#### STATED GOAL
Write out each entry again. Keep every word exactly as it is.
***** LISTED ENTRIES *****
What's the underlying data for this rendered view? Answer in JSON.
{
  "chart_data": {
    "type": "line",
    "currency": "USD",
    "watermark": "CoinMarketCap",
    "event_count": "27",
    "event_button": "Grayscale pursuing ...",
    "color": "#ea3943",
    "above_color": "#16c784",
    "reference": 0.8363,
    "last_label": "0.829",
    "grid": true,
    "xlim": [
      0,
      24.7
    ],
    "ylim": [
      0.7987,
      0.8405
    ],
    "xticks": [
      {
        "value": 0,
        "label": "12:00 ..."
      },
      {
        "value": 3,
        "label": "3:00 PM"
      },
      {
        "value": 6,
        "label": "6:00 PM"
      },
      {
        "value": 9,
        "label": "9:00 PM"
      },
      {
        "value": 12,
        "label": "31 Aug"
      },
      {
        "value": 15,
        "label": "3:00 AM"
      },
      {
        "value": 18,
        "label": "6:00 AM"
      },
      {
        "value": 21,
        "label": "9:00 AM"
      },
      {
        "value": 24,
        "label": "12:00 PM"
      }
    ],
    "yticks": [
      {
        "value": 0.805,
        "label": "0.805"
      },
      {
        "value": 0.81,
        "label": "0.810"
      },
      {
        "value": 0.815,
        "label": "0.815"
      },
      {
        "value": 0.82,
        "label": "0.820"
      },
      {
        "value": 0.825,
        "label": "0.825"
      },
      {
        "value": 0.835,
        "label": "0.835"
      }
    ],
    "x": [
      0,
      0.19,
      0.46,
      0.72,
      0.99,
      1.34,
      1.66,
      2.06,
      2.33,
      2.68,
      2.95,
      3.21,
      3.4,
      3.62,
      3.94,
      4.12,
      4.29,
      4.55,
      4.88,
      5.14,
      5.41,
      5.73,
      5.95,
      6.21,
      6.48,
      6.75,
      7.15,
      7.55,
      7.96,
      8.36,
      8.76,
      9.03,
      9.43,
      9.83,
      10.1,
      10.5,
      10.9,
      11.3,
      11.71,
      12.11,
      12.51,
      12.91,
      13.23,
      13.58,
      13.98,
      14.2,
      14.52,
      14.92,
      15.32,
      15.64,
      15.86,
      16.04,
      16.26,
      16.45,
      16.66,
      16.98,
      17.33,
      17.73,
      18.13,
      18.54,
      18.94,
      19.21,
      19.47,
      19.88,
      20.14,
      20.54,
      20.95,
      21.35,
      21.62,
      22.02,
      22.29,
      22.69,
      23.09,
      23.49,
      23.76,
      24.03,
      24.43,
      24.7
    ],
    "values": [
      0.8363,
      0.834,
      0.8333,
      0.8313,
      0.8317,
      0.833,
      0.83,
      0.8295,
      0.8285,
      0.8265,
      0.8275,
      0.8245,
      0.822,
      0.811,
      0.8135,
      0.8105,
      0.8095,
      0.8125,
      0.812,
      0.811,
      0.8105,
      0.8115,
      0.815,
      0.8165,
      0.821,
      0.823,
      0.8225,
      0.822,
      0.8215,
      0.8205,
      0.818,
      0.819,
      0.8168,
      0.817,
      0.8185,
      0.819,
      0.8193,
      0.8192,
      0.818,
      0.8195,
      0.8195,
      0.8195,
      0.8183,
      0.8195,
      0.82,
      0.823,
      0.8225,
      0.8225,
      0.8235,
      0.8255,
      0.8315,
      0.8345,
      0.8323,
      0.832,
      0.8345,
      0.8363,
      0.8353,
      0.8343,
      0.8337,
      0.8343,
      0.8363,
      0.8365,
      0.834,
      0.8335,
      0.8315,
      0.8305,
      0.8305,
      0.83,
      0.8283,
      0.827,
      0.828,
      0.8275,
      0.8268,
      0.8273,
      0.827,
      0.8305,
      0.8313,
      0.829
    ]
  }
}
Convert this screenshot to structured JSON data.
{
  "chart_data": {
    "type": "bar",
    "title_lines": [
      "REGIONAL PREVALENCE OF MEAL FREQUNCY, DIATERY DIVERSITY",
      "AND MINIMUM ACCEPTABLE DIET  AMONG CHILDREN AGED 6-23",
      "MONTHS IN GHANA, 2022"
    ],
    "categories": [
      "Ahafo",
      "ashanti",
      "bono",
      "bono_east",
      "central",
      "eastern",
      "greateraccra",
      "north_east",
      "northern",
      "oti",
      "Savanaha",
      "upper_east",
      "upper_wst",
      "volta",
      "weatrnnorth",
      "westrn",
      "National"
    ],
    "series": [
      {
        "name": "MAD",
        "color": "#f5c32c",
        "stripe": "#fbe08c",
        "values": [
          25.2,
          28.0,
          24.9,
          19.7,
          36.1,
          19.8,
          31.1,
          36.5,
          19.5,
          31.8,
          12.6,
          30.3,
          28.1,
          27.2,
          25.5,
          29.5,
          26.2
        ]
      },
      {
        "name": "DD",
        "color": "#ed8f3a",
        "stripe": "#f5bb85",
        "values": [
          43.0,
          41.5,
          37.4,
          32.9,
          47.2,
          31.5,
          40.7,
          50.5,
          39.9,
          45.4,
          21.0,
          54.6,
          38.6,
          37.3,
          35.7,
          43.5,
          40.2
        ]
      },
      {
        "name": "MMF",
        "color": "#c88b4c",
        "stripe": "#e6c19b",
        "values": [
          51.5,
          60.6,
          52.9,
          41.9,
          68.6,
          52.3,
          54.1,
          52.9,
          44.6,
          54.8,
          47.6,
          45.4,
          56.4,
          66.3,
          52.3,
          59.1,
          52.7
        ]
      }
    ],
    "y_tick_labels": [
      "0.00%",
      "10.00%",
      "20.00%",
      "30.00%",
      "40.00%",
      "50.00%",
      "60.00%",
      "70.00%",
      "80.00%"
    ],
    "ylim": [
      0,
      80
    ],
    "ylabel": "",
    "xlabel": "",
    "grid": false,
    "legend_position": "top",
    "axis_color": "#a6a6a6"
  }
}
*****
#### RESULT OF THE TASK
What's the underlying data for this rendered view? Answer in JSON.
{
  "chart_data": {
    "type": "line",
    "currency": "USD",
    "watermark": "CoinMarketCap",
    "event_count": "27",
    "event_button": "Grayscale pursuing ...",
    "color": "#ea3943",
    "above_color": "#16c784",
    "reference": 0.8363,
    "last_label": "0.829",
    "grid": true,
    "xlim": [
      0,
      24.7
    ],
    "ylim": [
      0.7987,
      0.8405
    ],
    "xticks": [
      {
        "value": 0,
        "label": "12:00 ..."
      },
      {
        "value": 3,
        "label": "3:00 PM"
      },
      {
        "value": 6,
        "label": "6:00 PM"
      },
      {
        "value": 9,
        "label": "9:00 PM"
      },
      {
        "value": 12,
        "label": "31 Aug"
      },
      {
        "value": 15,
        "label": "3:00 AM"
      },
      {
        "value": 18,
        "label": "6:00 AM"
      },
      {
        "value": 21,
        "label": "9:00 AM"
      },
      {
        "value": 24,
        "label": "12:00 PM"
      }
    ],
    "yticks": [
      {
        "value": 0.805,
        "label": "0.805"
      },
      {
        "value": 0.81,
        "label": "0.810"
      },
      {
        "value": 0.815,
        "label": "0.815"
      },
      {
        "value": 0.82,
        "label": "0.820"
      },
      {
        "value": 0.825,
        "label": "0.825"
      },
      {
        "value": 0.835,
        "label": "0.835"
      }
    ],
    "x": [
      0,
      0.19,
      0.46,
      0.72,
      0.99,
      1.34,
      1.66,
      2.06,
      2.33,
      2.68,
      2.95,
      3.21,
      3.4,
      3.62,
      3.94,
      4.12,
      4.29,
      4.55,
      4.88,
      5.14,
      5.41,
      5.73,
      5.95,
      6.21,
      6.48,
      6.75,
      7.15,
      7.55,
      7.96,
      8.36,
      8.76,
      9.03,
      9.43,
      9.83,
      10.1,
      10.5,
      10.9,
      11.3,
      11.71,
      12.11,
      12.51,
      12.91,
      13.23,
      13.58,
      13.98,
      14.2,
      14.52,
      14.92,
      15.32,
      15.64,
      15.86,
      16.04,
      16.26,
      16.45,
      16.66,
      16.98,
      17.33,
      17.73,
      18.13,
      18.54,
      18.94,
      19.21,
      19.47,
      19.88,
      20.14,
      20.54,
      20.95,
      21.35,
      21.62,
      22.02,
      22.29,
      22.69,
      23.09,
      23.49,
      23.76,
      24.03,
      24.43,
      24.7
    ],
    "values": [
      0.8363,
      0.834,
      0.8333,
      0.8313,
      0.8317,
      0.833,
      0.83,
      0.8295,
      0.8285,
      0.8265,
      0.8275,
      0.8245,
      0.822,
      0.811,
      0.8135,
      0.8105,
      0.8095,
      0.8125,
      0.812,
      0.811,
      0.8105,
      0.8115,
      0.815,
      0.8165,
      0.821,
      0.823,
      0.8225,
      0.822,
      0.8215,
      0.8205,
      0.818,
      0.819,
      0.8168,
      0.817,
      0.8185,
      0.819,
      0.8193,
      0.8192,
      0.818,
      0.8195,
      0.8195,
      0.8195,
      0.8183,
      0.8195,
      0.82,
      0.823,
      0.8225,
      0.8225,
      0.8235,
      0.8255,
      0.8315,
      0.8345,
      0.8323,
      0.832,
      0.8345,
      0.8363,
      0.8353,
      0.8343,
      0.8337,
      0.8343,
      0.8363,
      0.8365,
      0.834,
      0.8335,
      0.8315,
      0.8305,
      0.8305,
      0.83,
      0.8283,
      0.827,
      0.828,
      0.8275,
      0.8268,
      0.8273,
      0.827,
      0.8305,
      0.8313,
      0.829
    ]
  }
}
Convert this screenshot to structured JSON data.
{
  "chart_data": {
    "type": "bar",
    "title_lines": [
      "REGIONAL PREVALENCE OF MEAL FREQUNCY, DIATERY DIVERSITY",
      "AND MINIMUM ACCEPTABLE DIET  AMONG CHILDREN AGED 6-23",
      "MONTHS IN GHANA, 2022"
    ],
    "categories": [
      "Ahafo",
      "ashanti",
      "bono",
      "bono_east",
      "central",
      "eastern",
      "greateraccra",
      "north_east",
      "northern",
      "oti",
      "Savanaha",
      "upper_east",
      "upper_wst",
      "volta",
      "weatrnnorth",
      "westrn",
      "National"
    ],
    "series": [
      {
        "name": "MAD",
        "color": "#f5c32c",
        "stripe": "#fbe08c",
        "values": [
          25.2,
          28.0,
          24.9,
          19.7,
          36.1,
          19.8,
          31.1,
          36.5,
          19.5,
          31.8,
          12.6,
          30.3,
          28.1,
          27.2,
          25.5,
          29.5,
          26.2
        ]
      },
      {
        "name": "DD",
        "color": "#ed8f3a",
        "stripe": "#f5bb85",
        "values": [
          43.0,
          41.5,
          37.4,
          32.9,
          47.2,
          31.5,
          40.7,
          50.5,
          39.9,
          45.4,
          21.0,
          54.6,
          38.6,
          37.3,
          35.7,
          43.5,
          40.2
        ]
      },
      {
        "name": "MMF",
        "color": "#c88b4c",
        "stripe": "#e6c19b",
        "values": [
          51.5,
          60.6,
          52.9,
          41.9,
          68.6,
          52.3,
          54.1,
          52.9,
          44.6,
          54.8,
          47.6,
          45.4,
          56.4,
          66.3,
          52.3,
          59.1,
          52.7
        ]
      }
    ],
    "y_tick_labels": [
      "0.00%",
      "10.00%",
      "20.00%",
      "30.00%",
      "40.00%",
      "50.00%",
      "60.00%",
      "70.00%",
      "80.00%"
    ],
    "ylim": [
      0,
      80
    ],
    "ylabel": "",
    "xlabel": "",
    "grid": false,
    "legend_position": "top",
    "axis_color": "#a6a6a6"
  }
}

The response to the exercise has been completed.